- **FRAGMENTO SELECCIONADO**:
┄┄┄┄┄┄
Cuando nos adentramos en la literatura feminista contemporánea tal vez nos preguntemos: ¿a qué viene tanto hincapié en reclamar la etiqueta? Si una mujer cree que merece el mismo sueldo que un hombre por el mismo trabajo, si defiende el derecho a decidir sobre su cuerpo y vota en consonancia, ¿qué más nos da que se identifique o no como feminista?

Hay razones legítimas por las que una mujer, incluso una que cree firmemente en la igualdad, podría mostrarse reacia a asumir la identidad feminista. El feminismo ha tenido sus momentos oscuros —desde el racismo ciego de algunas de sus cabezas visibles hasta el apoyo a los líderes cristianos en la campaña contra la pornografía— y a algunas mujeres, como es comprensible, les cuesta conciliar estos fallos con el valor del movimiento en su conjunto.

Pero en lugar de escuchar los motivos por los que tal vez te da reparo adoptar la identidad feminista, las feministas universales, en su labor de conversión, te dirán a ti cuáles son esos motivos. Debes de pensar, insisten, que todas las feministas son lesbianas, que no se afeitan las piernas, que odian a los hombres y que se niegan a convertirse en esposas o madres. Debes de pensar que para ser feminista hay que afeitarse la cabeza, hacer manualidades con tu sangre menstrual y escuchar música folk. Creen que te apartas del feminismo porque este tiene un problema de imagen y que en la raíz de este problema están las feministas radicales de la segunda ola.

Como la meta es la universalidad, estas feministas se ven en la necesidad de simplificar el mensaje hasta tal extremo que solo los fanáticos religiosos y los misóginos acérrimos pueden discrepar de su discurso. No parecen advertir que la simplificación convierte el feminismo en un producto insustancial y disneyficado y que tal vez sea esa la razón por la que tantas mujeres le dan la espalda.

Y mirad, lo pillo, misioneras feministas: es muy triste encontrarnos en este punto. Llevamos más de cien años de revolución y no es solo que el mundo siga resistiéndose a la presencia de la mujer (que se resiste), sino que las mujeres se enfrentan todavía a unos niveles desproporcionados de discriminación y violencia y cargan de algún modo tanto con la losa como con la culpa de todo ello. Si te violan, es probable que sea culpa tuya. Si tu pareja te maltrata, es probable que sea culpa tuya. Si no consigues un ascenso mientras tus colegas varones no dejan de progresar, es probable que sea culpa tuya. Y no se trata únicamente de que los índices de las agresiones sexuales sigan siendo altos y los de las condenas judiciales sigan siendo bajos o de que lo más valorado en una mujer siga siendo con quién se ha casado o quiénes son sus hijos y no qué ha aportado ella al mundo.

Se trata también de que muchas mujeres se resisten a abrazar su propia liberación y, al hacerlo, parecen frustrar nuestros planes de progreso.
┄┄┄┄┄┄
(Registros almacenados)
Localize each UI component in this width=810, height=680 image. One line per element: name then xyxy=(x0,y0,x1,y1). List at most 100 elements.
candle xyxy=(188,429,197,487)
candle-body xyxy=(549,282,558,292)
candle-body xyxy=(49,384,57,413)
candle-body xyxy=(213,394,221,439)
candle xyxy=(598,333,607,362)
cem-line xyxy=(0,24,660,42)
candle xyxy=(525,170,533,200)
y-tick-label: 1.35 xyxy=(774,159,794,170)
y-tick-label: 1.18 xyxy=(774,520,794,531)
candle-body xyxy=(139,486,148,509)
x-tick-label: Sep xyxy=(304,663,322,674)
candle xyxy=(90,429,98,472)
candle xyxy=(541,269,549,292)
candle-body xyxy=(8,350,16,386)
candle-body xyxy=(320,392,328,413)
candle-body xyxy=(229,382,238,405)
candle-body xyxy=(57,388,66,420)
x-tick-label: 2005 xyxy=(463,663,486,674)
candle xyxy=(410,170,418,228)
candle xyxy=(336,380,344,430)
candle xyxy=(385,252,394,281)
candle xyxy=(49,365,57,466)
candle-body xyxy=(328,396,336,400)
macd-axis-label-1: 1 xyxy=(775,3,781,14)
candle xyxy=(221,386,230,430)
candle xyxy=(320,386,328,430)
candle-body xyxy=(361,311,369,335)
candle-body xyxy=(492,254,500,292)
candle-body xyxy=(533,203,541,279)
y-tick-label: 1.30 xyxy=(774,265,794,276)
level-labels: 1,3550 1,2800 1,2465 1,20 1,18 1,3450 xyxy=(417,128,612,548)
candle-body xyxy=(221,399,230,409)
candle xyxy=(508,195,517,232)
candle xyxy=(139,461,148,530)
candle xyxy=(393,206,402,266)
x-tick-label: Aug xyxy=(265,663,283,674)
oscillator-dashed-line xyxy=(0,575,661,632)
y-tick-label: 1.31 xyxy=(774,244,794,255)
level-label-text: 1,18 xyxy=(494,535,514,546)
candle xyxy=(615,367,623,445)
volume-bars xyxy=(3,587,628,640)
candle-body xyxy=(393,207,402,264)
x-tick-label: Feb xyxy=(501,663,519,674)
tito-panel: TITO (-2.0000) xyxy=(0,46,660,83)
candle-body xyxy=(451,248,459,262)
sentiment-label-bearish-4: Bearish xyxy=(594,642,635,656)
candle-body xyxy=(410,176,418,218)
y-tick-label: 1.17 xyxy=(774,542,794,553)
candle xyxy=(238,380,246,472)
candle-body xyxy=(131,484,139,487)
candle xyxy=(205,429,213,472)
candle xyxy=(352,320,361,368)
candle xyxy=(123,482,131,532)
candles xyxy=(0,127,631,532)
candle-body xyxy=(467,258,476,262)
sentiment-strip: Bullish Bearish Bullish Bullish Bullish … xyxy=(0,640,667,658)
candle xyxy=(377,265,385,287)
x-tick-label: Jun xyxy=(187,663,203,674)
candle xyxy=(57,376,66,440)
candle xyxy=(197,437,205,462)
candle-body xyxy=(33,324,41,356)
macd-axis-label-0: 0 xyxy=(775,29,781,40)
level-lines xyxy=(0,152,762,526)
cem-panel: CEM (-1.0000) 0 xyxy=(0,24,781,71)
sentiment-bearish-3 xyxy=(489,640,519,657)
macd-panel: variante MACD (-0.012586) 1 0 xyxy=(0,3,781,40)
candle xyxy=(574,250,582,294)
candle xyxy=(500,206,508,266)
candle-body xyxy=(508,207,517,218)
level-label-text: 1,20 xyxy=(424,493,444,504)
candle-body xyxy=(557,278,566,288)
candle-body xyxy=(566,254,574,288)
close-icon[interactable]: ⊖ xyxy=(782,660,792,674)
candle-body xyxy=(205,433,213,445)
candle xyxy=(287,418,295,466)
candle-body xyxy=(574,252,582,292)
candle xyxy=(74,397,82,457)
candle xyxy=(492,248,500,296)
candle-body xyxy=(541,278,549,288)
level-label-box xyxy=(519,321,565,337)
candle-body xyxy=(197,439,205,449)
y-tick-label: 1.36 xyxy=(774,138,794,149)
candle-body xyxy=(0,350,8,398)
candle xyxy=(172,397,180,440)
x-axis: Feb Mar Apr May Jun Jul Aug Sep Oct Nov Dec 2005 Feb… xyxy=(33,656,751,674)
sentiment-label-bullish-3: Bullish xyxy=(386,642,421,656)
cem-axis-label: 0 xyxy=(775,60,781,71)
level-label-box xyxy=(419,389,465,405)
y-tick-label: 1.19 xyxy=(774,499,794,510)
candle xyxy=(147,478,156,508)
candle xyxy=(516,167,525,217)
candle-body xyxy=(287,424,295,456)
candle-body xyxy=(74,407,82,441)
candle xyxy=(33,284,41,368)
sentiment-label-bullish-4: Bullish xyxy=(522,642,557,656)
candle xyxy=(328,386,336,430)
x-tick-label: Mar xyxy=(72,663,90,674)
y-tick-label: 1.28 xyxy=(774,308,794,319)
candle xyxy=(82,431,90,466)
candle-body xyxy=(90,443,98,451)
┄┄┄┄┄┄
- **INSTRUCCIONES DE TAREAS**:
• a. Indica si cada afirmación concuerda con el fragmento sobre el feminismo, respondiendo sí o no y citando las palabras del fragmento que lo deciden: (i) El feminismo ha tenido momentos oscuros. (ii) Las feministas universales escuchan los motivos por los que a una mujer le da reparo adoptar la identidad feminista. (iii) Llevamos más de cien años de revolución.
• b. Edita el fragmento sobre el feminismo empezando en "Cuando nos adentramos" y terminando en "no como feminista?", y escribe de nuevo ese tramo con "sueldo" sustituido por "salario".

- **RESPUESTAS**:
• a.
(i) Sí: "El feminismo ha tenido sus momentos oscuros".
(ii) No: "en lugar de escuchar los motivos por los que tal vez te da reparo adoptar la identidad feminista, las feministas universales, en su labor de conversión, te dirán a ti cuáles son esos motivos".
(iii) Sí: "Llevamos más de cien años de revolución".

• b.
Cuando nos adentramos en la literatura feminista contemporánea tal vez nos preguntemos: ¿a qué viene tanto hincapié en reclamar la etiqueta? Si una mujer cree que merece el mismo salario que un hombre por el mismo trabajo, si defiende el derecho a decidir sobre su cuerpo y vota en consonancia, ¿qué más nos da que se identifique o no como feminista?